> _Task objective_
Restate, word for word, all of the material shown below.

> _Listing_

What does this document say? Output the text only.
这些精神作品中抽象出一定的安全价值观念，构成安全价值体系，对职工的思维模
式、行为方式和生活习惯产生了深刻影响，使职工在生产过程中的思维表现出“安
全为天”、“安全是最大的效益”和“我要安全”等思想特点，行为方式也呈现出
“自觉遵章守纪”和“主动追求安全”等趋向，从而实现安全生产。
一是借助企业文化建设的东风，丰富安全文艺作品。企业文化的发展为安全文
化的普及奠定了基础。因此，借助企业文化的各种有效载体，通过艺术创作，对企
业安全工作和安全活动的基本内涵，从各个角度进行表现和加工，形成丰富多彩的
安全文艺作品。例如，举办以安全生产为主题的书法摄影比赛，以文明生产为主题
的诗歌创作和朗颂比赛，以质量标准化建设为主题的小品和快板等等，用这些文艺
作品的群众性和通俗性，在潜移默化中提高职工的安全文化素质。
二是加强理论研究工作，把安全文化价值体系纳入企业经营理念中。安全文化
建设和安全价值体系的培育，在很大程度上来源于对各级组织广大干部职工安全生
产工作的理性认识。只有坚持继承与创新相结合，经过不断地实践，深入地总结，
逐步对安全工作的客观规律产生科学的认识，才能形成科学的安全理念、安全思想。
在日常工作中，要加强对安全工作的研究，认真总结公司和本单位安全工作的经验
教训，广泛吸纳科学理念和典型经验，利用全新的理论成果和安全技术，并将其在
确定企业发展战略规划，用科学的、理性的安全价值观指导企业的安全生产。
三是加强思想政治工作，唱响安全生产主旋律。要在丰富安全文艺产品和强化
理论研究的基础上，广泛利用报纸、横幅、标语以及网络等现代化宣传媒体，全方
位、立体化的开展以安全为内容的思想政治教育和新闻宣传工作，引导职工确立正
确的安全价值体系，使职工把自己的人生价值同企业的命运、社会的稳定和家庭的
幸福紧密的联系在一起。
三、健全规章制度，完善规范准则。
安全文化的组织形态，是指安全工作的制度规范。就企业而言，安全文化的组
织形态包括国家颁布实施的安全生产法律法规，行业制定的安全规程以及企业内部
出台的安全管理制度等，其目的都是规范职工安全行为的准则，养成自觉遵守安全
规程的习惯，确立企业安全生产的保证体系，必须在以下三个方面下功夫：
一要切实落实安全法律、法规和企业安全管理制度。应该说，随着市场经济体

> _Task output_
What does this document say? Output the text only.
这些精神作品中抽象出一定的安全价值观念，构成安全价值体系，对职工的思维模
式、行为方式和生活习惯产生了深刻影响，使职工在生产过程中的思维表现出“安
全为天”、“安全是最大的效益”和“我要安全”等思想特点，行为方式也呈现出
“自觉遵章守纪”和“主动追求安全”等趋向，从而实现安全生产。
一是借助企业文化建设的东风，丰富安全文艺作品。企业文化的发展为安全文
化的普及奠定了基础。因此，借助企业文化的各种有效载体，通过艺术创作，对企
业安全工作和安全活动的基本内涵，从各个角度进行表现和加工，形成丰富多彩的
安全文艺作品。例如，举办以安全生产为主题的书法摄影比赛，以文明生产为主题
的诗歌创作和朗颂比赛，以质量标准化建设为主题的小品和快板等等，用这些文艺
作品的群众性和通俗性，在潜移默化中提高职工的安全文化素质。
二是加强理论研究工作，把安全文化价值体系纳入企业经营理念中。安全文化
建设和安全价值体系的培育，在很大程度上来源于对各级组织广大干部职工安全生
产工作的理性认识。只有坚持继承与创新相结合，经过不断地实践，深入地总结，
逐步对安全工作的客观规律产生科学的认识，才能形成科学的安全理念、安全思想。
在日常工作中，要加强对安全工作的研究，认真总结公司和本单位安全工作的经验
教训，广泛吸纳科学理念和典型经验，利用全新的理论成果和安全技术，并将其在
确定企业发展战略规划，用科学的、理性的安全价值观指导企业的安全生产。
三是加强思想政治工作，唱响安全生产主旋律。要在丰富安全文艺产品和强化
理论研究的基础上，广泛利用报纸、横幅、标语以及网络等现代化宣传媒体，全方
位、立体化的开展以安全为内容的思想政治教育和新闻宣传工作，引导职工确立正
确的安全价值体系，使职工把自己的人生价值同企业的命运、社会的稳定和家庭的
幸福紧密的联系在一起。
三、健全规章制度，完善规范准则。
安全文化的组织形态，是指安全工作的制度规范。就企业而言，安全文化的组
织形态包括国家颁布实施的安全生产法律法规，行业制定的安全规程以及企业内部
出台的安全管理制度等，其目的都是规范职工安全行为的准则，养成自觉遵守安全
规程的习惯，确立企业安全生产的保证体系，必须在以下三个方面下功夫：
一要切实落实安全法律、法规和企业安全管理制度。应该说，随着市场经济体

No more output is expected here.